*To do*: In the copy, include every entry exactly but none of the images.
### Material ###
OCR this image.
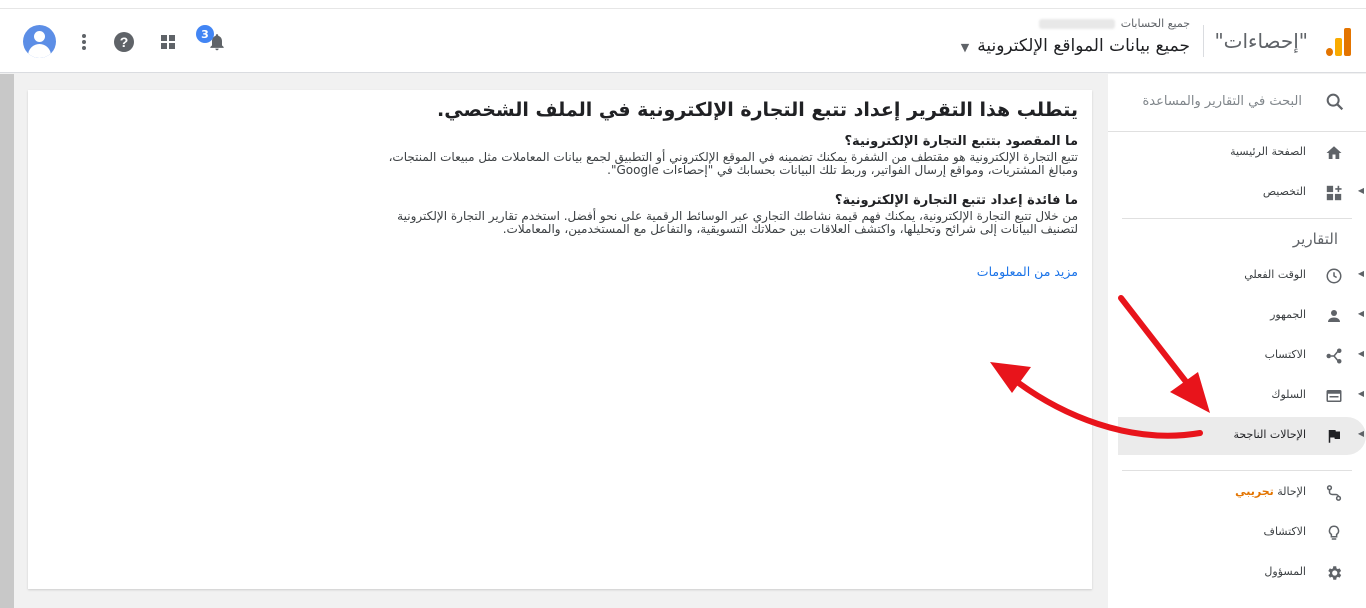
"إحصاءات"
جميع الحسابات
جميع بيانات المواقع الإلكترونية▼
3
?
البحث في التقارير والمساعدة
الصفحة الرئيسية
◀
التخصيص
التقارير
◀
الوقت الفعلي
◀
الجمهور
◀
الاكتساب
◀
السلوك
◀
الإحالات الناجحة
الإحالة تجريبي
الاكتشاف
المسؤول
يتطلب هذا التقرير إعداد تتبع التجارة الإلكترونية في الملف الشخصي.
ما المقصود بتتبع التجارة الإلكترونية؟

تتبع التجارة الإلكترونية هو مقتطف من الشفرة يمكنك تضمينه في الموقع الإلكتروني أو التطبيق لجمع بيانات المعاملات مثل مبيعات المنتجات، ومبالغ المشتريات، ومواقع إرسال الفواتير، وربط تلك البيانات بحسابك في "إحصاءات Google".

ما فائدة إعداد تتبع التجارة الإلكترونية؟

من خلال تتبع التجارة الإلكترونية، يمكنك فهم قيمة نشاطك التجاري عبر الوسائط الرقمية على نحو أفضل. استخدم تقارير التجارة الإلكترونية لتصنيف البيانات إلى شرائح وتحليلها، واكتشف العلاقات بين حملاتك التسويقية، والتفاعل مع المستخدمين، والمعاملات.

مزيد من المعلومات
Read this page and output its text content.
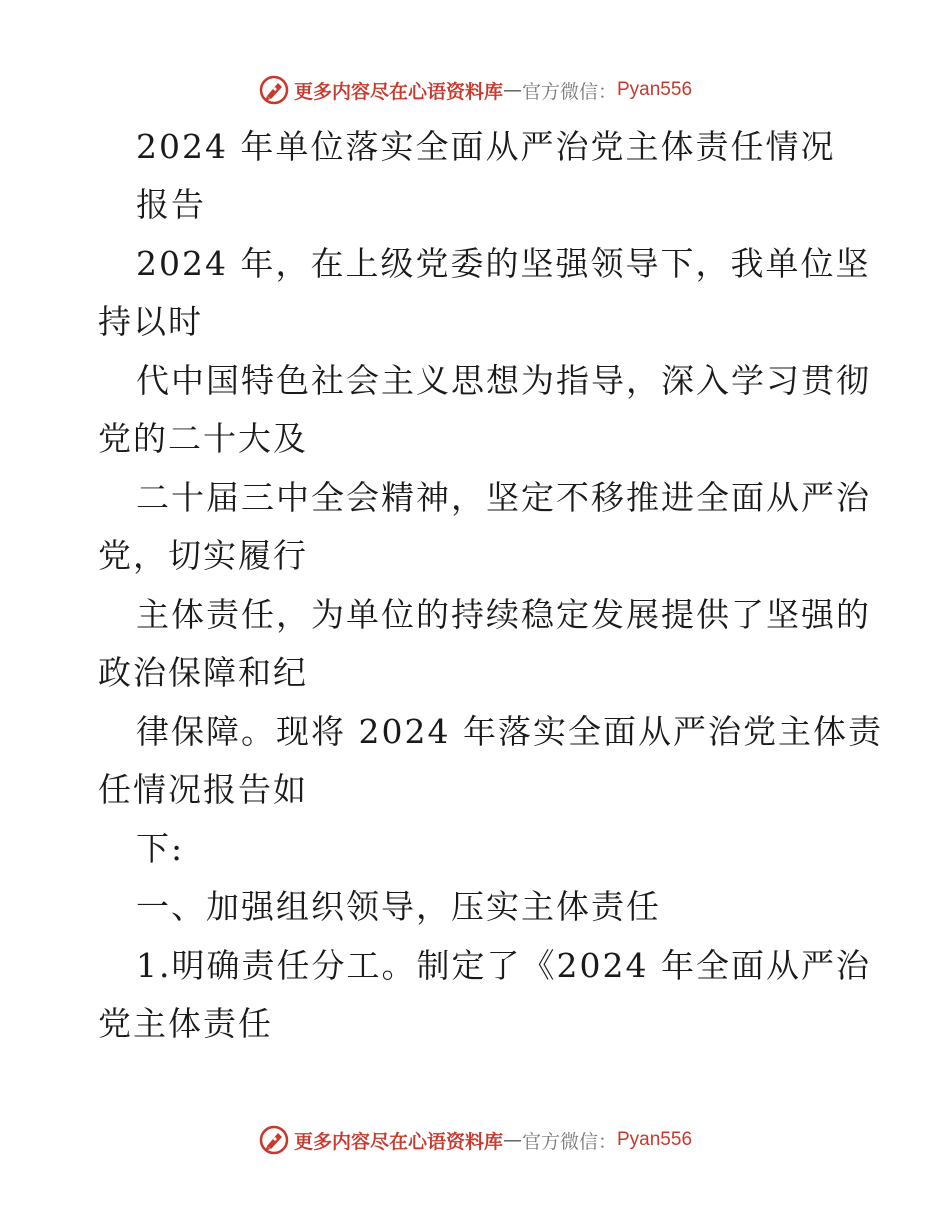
更多内容尽在心语资料库 — 官方微信： Pyan556
2024 年单位落实全面从严治党主体责任情况
报告
2024 年，在上级党委的坚强领导下，我单位坚
持以时
代中国特色社会主义思想为指导，深入学习贯彻
党的二十大及
二十届三中全会精神，坚定不移推进全面从严治
党，切实履行
主体责任，为单位的持续稳定发展提供了坚强的
政治保障和纪
律保障。现将 2024 年落实全面从严治党主体责
任情况报告如
下:
一、加强组织领导，压实主体责任
1.明确责任分工。制定了《2024 年全面从严治
党主体责任
更多内容尽在心语资料库 — 官方微信： Pyan556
###
*Reply*:
OCR this image.
"إحصاءات"
جميع الحسابات
جميع بيانات المواقع الإلكترونية▼
3
?
البحث في التقارير والمساعدة
الصفحة الرئيسية
◀
التخصيص
التقارير
◀
الوقت الفعلي
◀
الجمهور
◀
الاكتساب
◀
السلوك
◀
الإحالات الناجحة
الإحالة تجريبي
الاكتشاف
المسؤول
يتطلب هذا التقرير إعداد تتبع التجارة الإلكترونية في الملف الشخصي.
ما المقصود بتتبع التجارة الإلكترونية؟

تتبع التجارة الإلكترونية هو مقتطف من الشفرة يمكنك تضمينه في الموقع الإلكتروني أو التطبيق لجمع بيانات المعاملات مثل مبيعات المنتجات، ومبالغ المشتريات، ومواقع إرسال الفواتير، وربط تلك البيانات بحسابك في "إحصاءات Google".

ما فائدة إعداد تتبع التجارة الإلكترونية؟

من خلال تتبع التجارة الإلكترونية، يمكنك فهم قيمة نشاطك التجاري عبر الوسائط الرقمية على نحو أفضل. استخدم تقارير التجارة الإلكترونية لتصنيف البيانات إلى شرائح وتحليلها، واكتشف العلاقات بين حملاتك التسويقية، والتفاعل مع المستخدمين، والمعاملات.

مزيد من المعلومات
Read this page and output its text content.
更多内容尽在心语资料库 — 官方微信： Pyan556
2024 年单位落实全面从严治党主体责任情况
报告
2024 年，在上级党委的坚强领导下，我单位坚
持以时
代中国特色社会主义思想为指导，深入学习贯彻
党的二十大及
二十届三中全会精神，坚定不移推进全面从严治
党，切实履行
主体责任，为单位的持续稳定发展提供了坚强的
政治保障和纪
律保障。现将 2024 年落实全面从严治党主体责
任情况报告如
下:
一、加强组织领导，压实主体责任
1.明确责任分工。制定了《2024 年全面从严治
党主体责任
更多内容尽在心语资料库 — 官方微信： Pyan556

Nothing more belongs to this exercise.